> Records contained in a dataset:

START

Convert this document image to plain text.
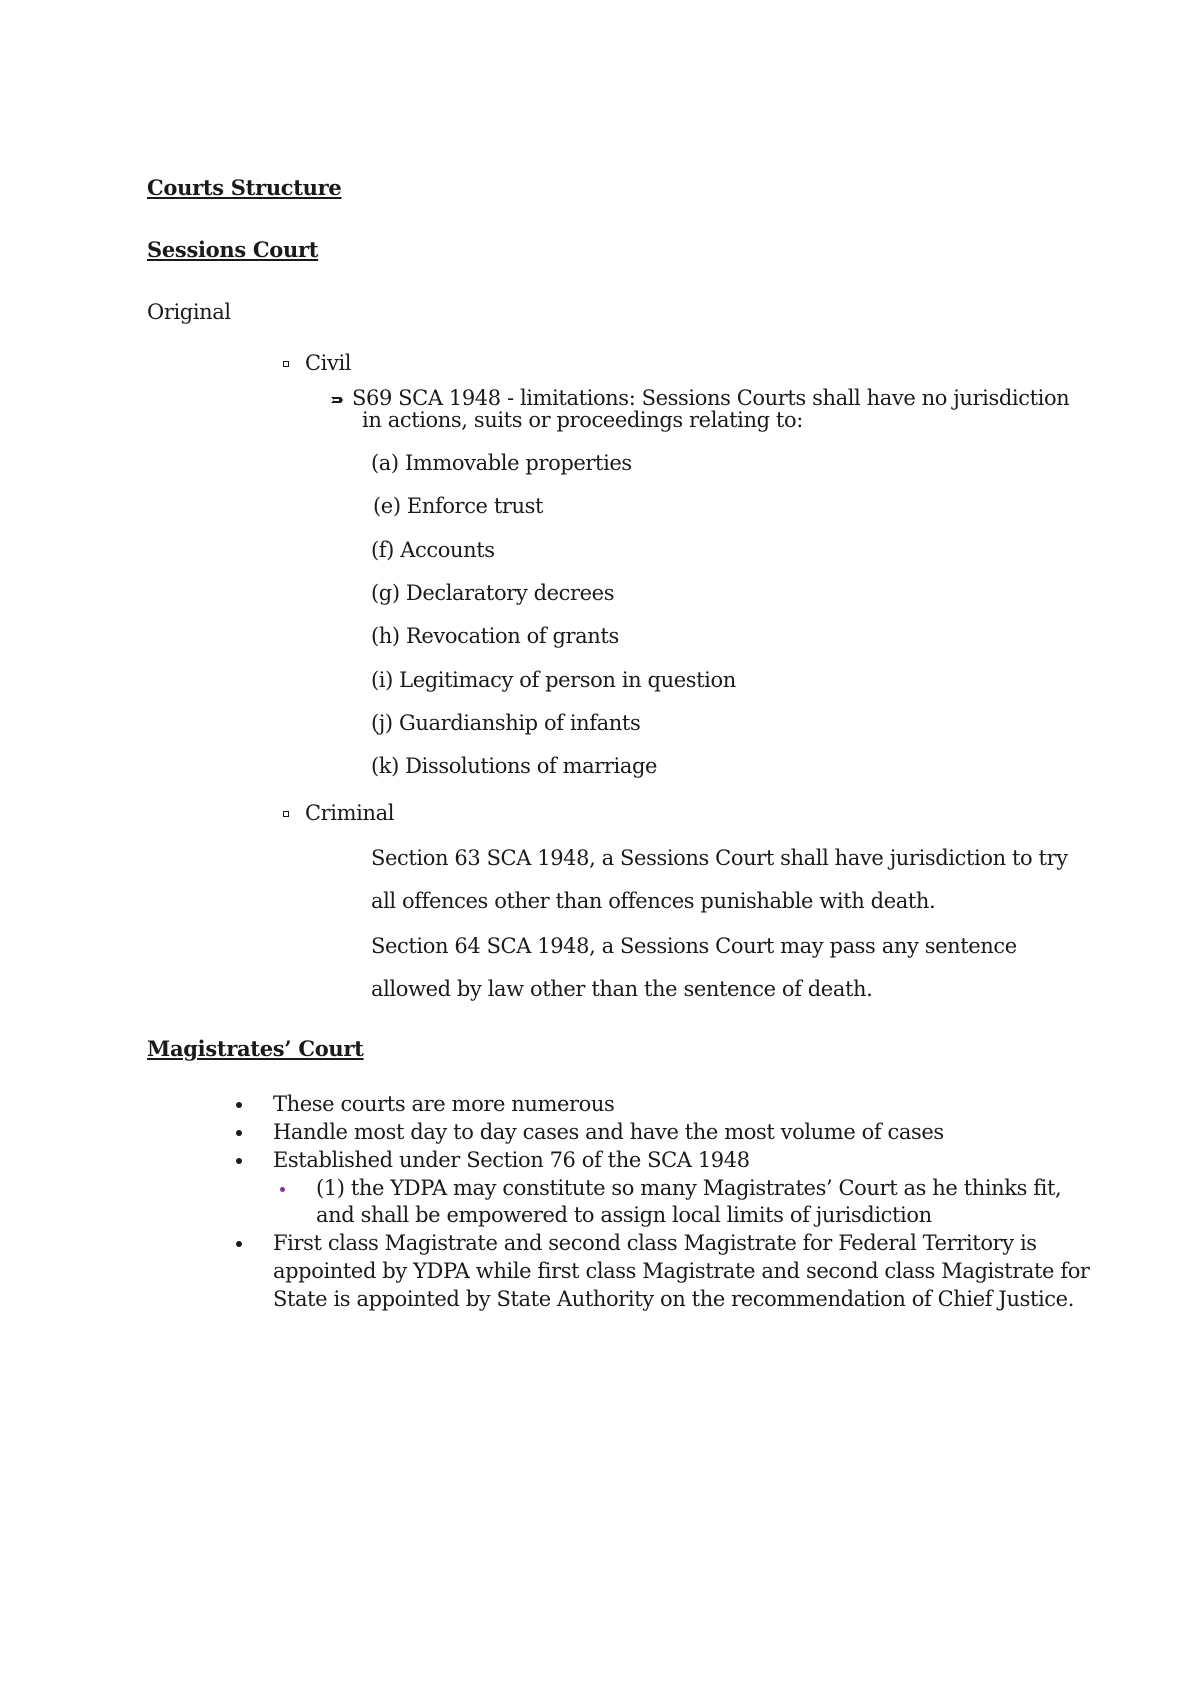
Courts Structure
Sessions Court
Original
Civil
S69 SCA 1948 - limitations: Sessions Courts shall have no jurisdiction
in actions, suits or proceedings relating to:
(a) Immovable properties
(e) Enforce trust
(f) Accounts
(g) Declaratory decrees
(h) Revocation of grants
(i) Legitimacy of person in question
(j) Guardianship of infants
(k) Dissolutions of marriage
Criminal
Section 63 SCA 1948, a Sessions Court shall have jurisdiction to try
all offences other than offences punishable with death.
Section 64 SCA 1948, a Sessions Court may pass any sentence
allowed by law other than the sentence of death.
Magistrates’ Court
These courts are more numerous
Handle most day to day cases and have the most volume of cases
Established under Section 76 of the SCA 1948
(1) the YDPA may constitute so many Magistrates’ Court as he thinks fit,
and shall be empowered to assign local limits of jurisdiction
First class Magistrate and second class Magistrate for Federal Territory is
appointed by YDPA while first class Magistrate and second class Magistrate for
State is appointed by State Authority on the recommendation of Chief Justice.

END

> Problem details:
Please transcribe the material above exactly as written. Leave the pictures out.

> Answer to this exercise:
Convert this document image to plain text.
Courts Structure
Sessions Court
Original
Civil
S69 SCA 1948 - limitations: Sessions Courts shall have no jurisdiction
in actions, suits or proceedings relating to:
(a) Immovable properties
(e) Enforce trust
(f) Accounts
(g) Declaratory decrees
(h) Revocation of grants
(i) Legitimacy of person in question
(j) Guardianship of infants
(k) Dissolutions of marriage
Criminal
Section 63 SCA 1948, a Sessions Court shall have jurisdiction to try
all offences other than offences punishable with death.
Section 64 SCA 1948, a Sessions Court may pass any sentence
allowed by law other than the sentence of death.
Magistrates’ Court
These courts are more numerous
Handle most day to day cases and have the most volume of cases
Established under Section 76 of the SCA 1948
(1) the YDPA may constitute so many Magistrates’ Court as he thinks fit,
and shall be empowered to assign local limits of jurisdiction
First class Magistrate and second class Magistrate for Federal Territory is
appointed by YDPA while first class Magistrate and second class Magistrate for
State is appointed by State Authority on the recommendation of Chief Justice.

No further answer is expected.